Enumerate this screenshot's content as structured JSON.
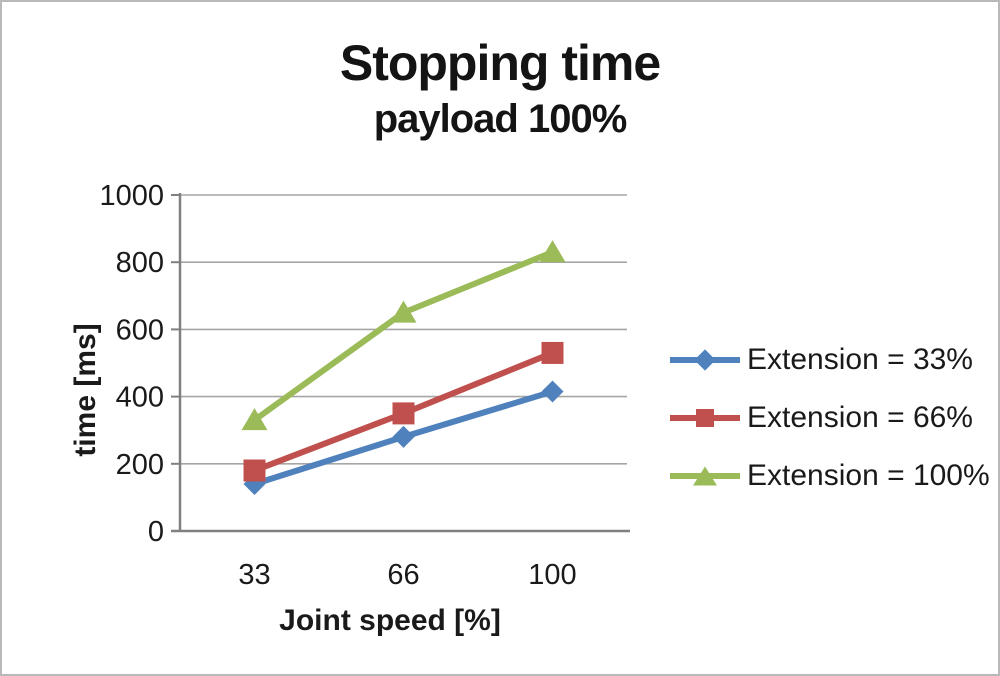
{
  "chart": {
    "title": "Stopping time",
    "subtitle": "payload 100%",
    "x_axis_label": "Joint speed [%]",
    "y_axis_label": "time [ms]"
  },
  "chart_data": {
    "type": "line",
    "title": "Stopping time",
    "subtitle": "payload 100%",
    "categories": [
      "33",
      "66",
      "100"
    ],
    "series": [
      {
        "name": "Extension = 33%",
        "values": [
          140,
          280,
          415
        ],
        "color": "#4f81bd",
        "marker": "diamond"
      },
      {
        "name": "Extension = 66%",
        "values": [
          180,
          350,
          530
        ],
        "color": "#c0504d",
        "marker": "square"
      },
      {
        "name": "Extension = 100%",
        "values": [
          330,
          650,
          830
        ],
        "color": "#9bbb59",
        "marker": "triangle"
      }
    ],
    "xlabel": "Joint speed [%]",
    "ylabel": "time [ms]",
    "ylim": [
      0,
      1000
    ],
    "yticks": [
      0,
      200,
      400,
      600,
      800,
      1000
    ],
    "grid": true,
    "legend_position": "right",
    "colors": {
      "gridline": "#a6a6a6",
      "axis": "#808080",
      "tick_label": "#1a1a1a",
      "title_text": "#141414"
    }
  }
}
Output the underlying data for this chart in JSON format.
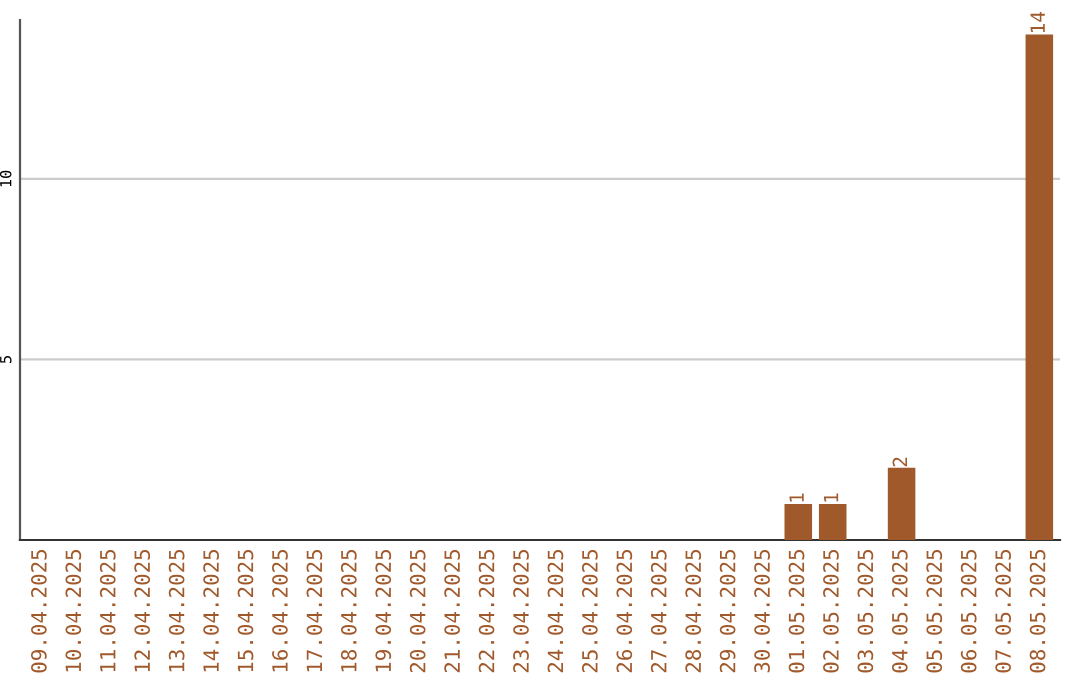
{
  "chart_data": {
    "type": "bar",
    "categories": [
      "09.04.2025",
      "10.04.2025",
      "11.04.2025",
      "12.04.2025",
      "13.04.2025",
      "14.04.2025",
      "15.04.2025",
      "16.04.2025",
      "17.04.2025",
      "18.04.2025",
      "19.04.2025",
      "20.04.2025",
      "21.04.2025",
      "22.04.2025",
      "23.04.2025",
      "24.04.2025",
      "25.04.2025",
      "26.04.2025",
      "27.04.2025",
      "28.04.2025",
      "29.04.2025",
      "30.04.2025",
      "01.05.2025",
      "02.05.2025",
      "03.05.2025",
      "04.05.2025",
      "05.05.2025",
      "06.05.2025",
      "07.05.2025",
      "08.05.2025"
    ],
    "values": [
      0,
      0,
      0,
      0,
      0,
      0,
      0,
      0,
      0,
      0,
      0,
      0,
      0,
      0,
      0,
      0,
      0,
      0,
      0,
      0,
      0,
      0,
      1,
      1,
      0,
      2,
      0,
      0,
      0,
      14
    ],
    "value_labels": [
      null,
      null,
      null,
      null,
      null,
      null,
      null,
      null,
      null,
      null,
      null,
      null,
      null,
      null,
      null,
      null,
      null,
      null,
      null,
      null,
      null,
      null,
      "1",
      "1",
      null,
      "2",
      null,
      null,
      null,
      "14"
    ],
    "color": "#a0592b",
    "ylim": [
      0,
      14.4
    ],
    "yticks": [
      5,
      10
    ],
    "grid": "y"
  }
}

• _Work to do_
Write the entries above out in full, exactly, with no images.

• _The result_
Enumerate this screenshot's content as structured JSON.
{
  "chart": {
    "title": "Stopping time",
    "subtitle": "payload 100%",
    "x_axis_label": "Joint speed [%]",
    "y_axis_label": "time [ms]"
  },
  "chart_data": {
    "type": "line",
    "title": "Stopping time",
    "subtitle": "payload 100%",
    "categories": [
      "33",
      "66",
      "100"
    ],
    "series": [
      {
        "name": "Extension = 33%",
        "values": [
          140,
          280,
          415
        ],
        "color": "#4f81bd",
        "marker": "diamond"
      },
      {
        "name": "Extension = 66%",
        "values": [
          180,
          350,
          530
        ],
        "color": "#c0504d",
        "marker": "square"
      },
      {
        "name": "Extension = 100%",
        "values": [
          330,
          650,
          830
        ],
        "color": "#9bbb59",
        "marker": "triangle"
      }
    ],
    "xlabel": "Joint speed [%]",
    "ylabel": "time [ms]",
    "ylim": [
      0,
      1000
    ],
    "yticks": [
      0,
      200,
      400,
      600,
      800,
      1000
    ],
    "grid": true,
    "legend_position": "right",
    "colors": {
      "gridline": "#a6a6a6",
      "axis": "#808080",
      "tick_label": "#1a1a1a",
      "title_text": "#141414"
    }
  }
}
Output the underlying data for this chart in JSON format.
{
  "chart_data": {
    "type": "bar",
    "categories": [
      "09.04.2025",
      "10.04.2025",
      "11.04.2025",
      "12.04.2025",
      "13.04.2025",
      "14.04.2025",
      "15.04.2025",
      "16.04.2025",
      "17.04.2025",
      "18.04.2025",
      "19.04.2025",
      "20.04.2025",
      "21.04.2025",
      "22.04.2025",
      "23.04.2025",
      "24.04.2025",
      "25.04.2025",
      "26.04.2025",
      "27.04.2025",
      "28.04.2025",
      "29.04.2025",
      "30.04.2025",
      "01.05.2025",
      "02.05.2025",
      "03.05.2025",
      "04.05.2025",
      "05.05.2025",
      "06.05.2025",
      "07.05.2025",
      "08.05.2025"
    ],
    "values": [
      0,
      0,
      0,
      0,
      0,
      0,
      0,
      0,
      0,
      0,
      0,
      0,
      0,
      0,
      0,
      0,
      0,
      0,
      0,
      0,
      0,
      0,
      1,
      1,
      0,
      2,
      0,
      0,
      0,
      14
    ],
    "value_labels": [
      null,
      null,
      null,
      null,
      null,
      null,
      null,
      null,
      null,
      null,
      null,
      null,
      null,
      null,
      null,
      null,
      null,
      null,
      null,
      null,
      null,
      null,
      "1",
      "1",
      null,
      "2",
      null,
      null,
      null,
      "14"
    ],
    "color": "#a0592b",
    "ylim": [
      0,
      14.4
    ],
    "yticks": [
      5,
      10
    ],
    "grid": "y"
  }
}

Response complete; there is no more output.